What you will do>
Put the records from the line containing "help-label: Help [847, 640, 879, 658]" through the line containing "cell-long-annotation[interactable] [137, 291, 603, 333]", both included, into a Markdown table with the columns Row and Line. Number each row and leave out any blank lines.

···

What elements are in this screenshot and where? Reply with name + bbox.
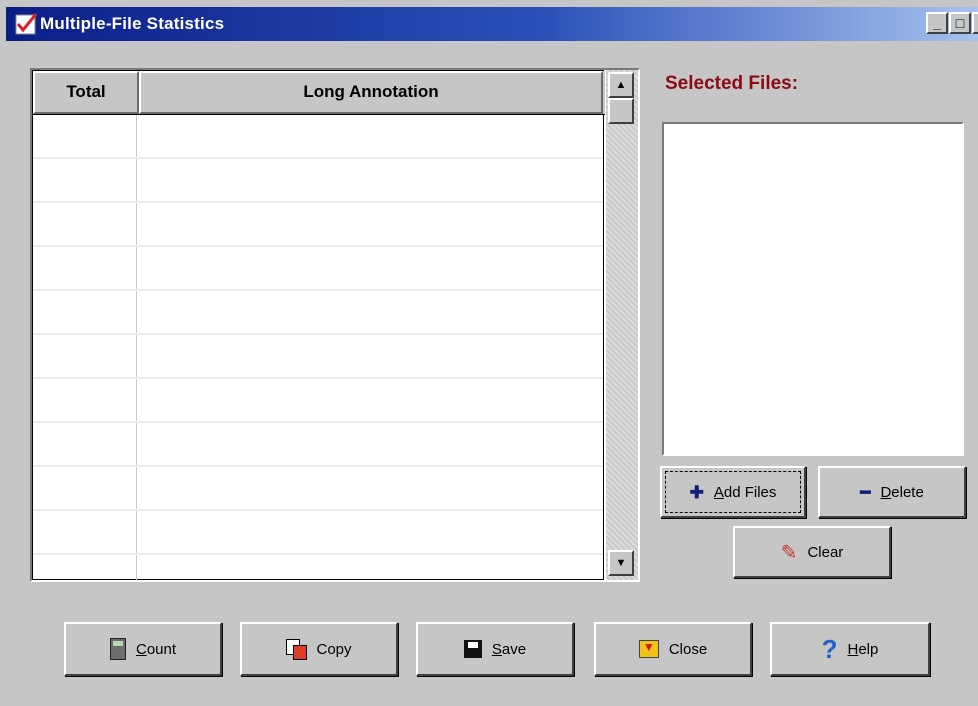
help-label: Help [847, 640, 879, 658]
help-button[interactable]: ? Help [770, 622, 930, 676]
cell-total[interactable] [33, 291, 137, 333]
table-row[interactable] [33, 423, 603, 467]
statistics-grid[interactable]: Total Long Annotation ▲ ▼ [30, 68, 640, 582]
title-bar[interactable]: Multiple-File Statistics _ □ × [6, 7, 978, 41]
copy-button[interactable]: Copy [240, 622, 398, 676]
table-row[interactable] [33, 511, 603, 555]
add-files-button[interactable]: ✚ Add Files [660, 466, 806, 518]
cell-total[interactable] [33, 379, 137, 421]
cell-long-annotation[interactable] [137, 247, 603, 289]
clear-label: Clear [807, 543, 844, 561]
table-row[interactable] [33, 247, 603, 291]
table-row[interactable] [33, 467, 603, 511]
checkmark-icon [15, 13, 38, 35]
cell-long-annotation[interactable] [137, 115, 603, 157]
cell-long-annotation[interactable] [137, 203, 603, 245]
table-row[interactable] [33, 379, 603, 423]
scroll-up-button[interactable]: ▲ [608, 72, 634, 98]
multiple-file-statistics-window: Multiple-File Statistics _ □ × Total Lon… [0, 0, 978, 706]
cell-long-annotation[interactable] [137, 291, 603, 333]
cell-total[interactable] [33, 555, 137, 580]
close-label: Close [668, 640, 708, 658]
cell-long-annotation[interactable] [137, 379, 603, 421]
cell-total[interactable] [33, 511, 137, 553]
cell-long-annotation[interactable] [137, 423, 603, 465]
table-row[interactable] [33, 335, 603, 379]
cell-total[interactable] [33, 423, 137, 465]
close-door-icon [638, 640, 659, 658]
cell-long-annotation[interactable] [137, 467, 603, 509]
count-button[interactable]: Count [64, 622, 222, 676]
count-label: Count [135, 640, 177, 658]
cell-total[interactable] [33, 467, 137, 509]
grid-vertical-scrollbar[interactable]: ▲ ▼ [606, 70, 638, 580]
maximize-button[interactable]: □ [949, 12, 971, 34]
close-window-button[interactable]: × [972, 12, 978, 34]
add-files-label: Add Files [713, 483, 777, 501]
delete-button[interactable]: ━ Delete [818, 466, 966, 518]
scroll-down-button[interactable]: ▼ [608, 550, 634, 576]
cell-long-annotation[interactable] [137, 335, 603, 377]
floppy-disk-icon [463, 640, 482, 658]
save-label: Save [491, 640, 527, 658]
table-row[interactable] [33, 159, 603, 203]
table-row[interactable] [33, 291, 603, 335]
grid-body: Total Long Annotation [32, 70, 605, 580]
clear-button[interactable]: ✎ Clear [733, 526, 891, 578]
cell-total[interactable] [33, 203, 137, 245]
cell-total[interactable] [33, 247, 137, 289]
minimize-button[interactable]: _ [926, 12, 948, 34]
scroll-thumb[interactable] [608, 98, 634, 124]
selected-files-list[interactable] [662, 122, 964, 456]
copy-label: Copy [316, 640, 352, 658]
delete-label: Delete [880, 483, 924, 501]
plus-icon: ✚ [689, 482, 704, 502]
window-title: Multiple-File Statistics [40, 14, 225, 33]
table-row[interactable] [33, 203, 603, 247]
cell-total[interactable] [33, 115, 137, 157]
cell-long-annotation[interactable] [137, 511, 603, 553]
minus-icon: ━ [860, 482, 871, 502]
table-row[interactable] [33, 555, 603, 580]
cell-total[interactable] [33, 335, 137, 377]
column-header-total[interactable]: Total [33, 71, 139, 114]
selected-files-label: Selected Files: [665, 73, 799, 94]
close-button[interactable]: Close [594, 622, 752, 676]
cell-long-annotation[interactable] [137, 555, 603, 580]
column-header-long-annotation[interactable]: Long Annotation [139, 71, 603, 114]
copy-icon [286, 639, 308, 660]
eraser-icon: ✎ [780, 541, 798, 564]
save-button[interactable]: Save [416, 622, 574, 676]
cell-long-annotation[interactable] [137, 159, 603, 201]
grid-rows [33, 115, 603, 580]
question-mark-icon: ? [821, 633, 838, 664]
grid-header: Total Long Annotation [33, 71, 605, 115]
calculator-icon [109, 638, 126, 660]
table-row[interactable] [33, 115, 603, 159]
cell-total[interactable] [33, 159, 137, 201]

···

The output>
| Row | Line |
|---|---|
| 1 | help-label: Help [847, 640, 879, 658] |
| 2 | help-button[interactable]: ? Help [770, 622, 930, 676] |
| 3 | cell-total[interactable] [33, 291, 137, 333] |
| 4 | table-row[interactable] [33, 423, 603, 467] |
| 5 | statistics-grid[interactable]: Total Long Annotation ▲ ▼ [30, 68, 640, 582] |
| 6 | title-bar[interactable]: Multiple-File Statistics _ □ × [6, 7, 978, 41] |
| 7 | copy-button[interactable]: Copy [240, 622, 398, 676] |
| 8 | table-row[interactable] [33, 511, 603, 555] |
| 9 | add-files-button[interactable]: ✚ Add Files [660, 466, 806, 518] |
| 10 | cell-total[interactable] [33, 379, 137, 421] |
| 11 | cell-long-annotation[interactable] [137, 247, 603, 289] |
| 12 | clear-label: Clear [807, 543, 844, 561] |
| 13 | table-row[interactable] [33, 247, 603, 291] |
| 14 | table-row[interactable] [33, 467, 603, 511] |
| 15 | checkmark-icon [15, 13, 38, 35] |
| 16 | cell-long-annotation[interactable] [137, 115, 603, 157] |
| 17 | cell-long-annotation[interactable] [137, 203, 603, 245] |
| 18 | table-row[interactable] [33, 379, 603, 423] |
| 19 | scroll-up-button[interactable]: ▲ [608, 72, 634, 98] |
| 20 | multiple-file-statistics-window: Multiple-File Statistics _ □ × Total Lon… [0, 0, 978, 706] |
| 21 | cell-long-annotation[interactable] [137, 291, 603, 333] |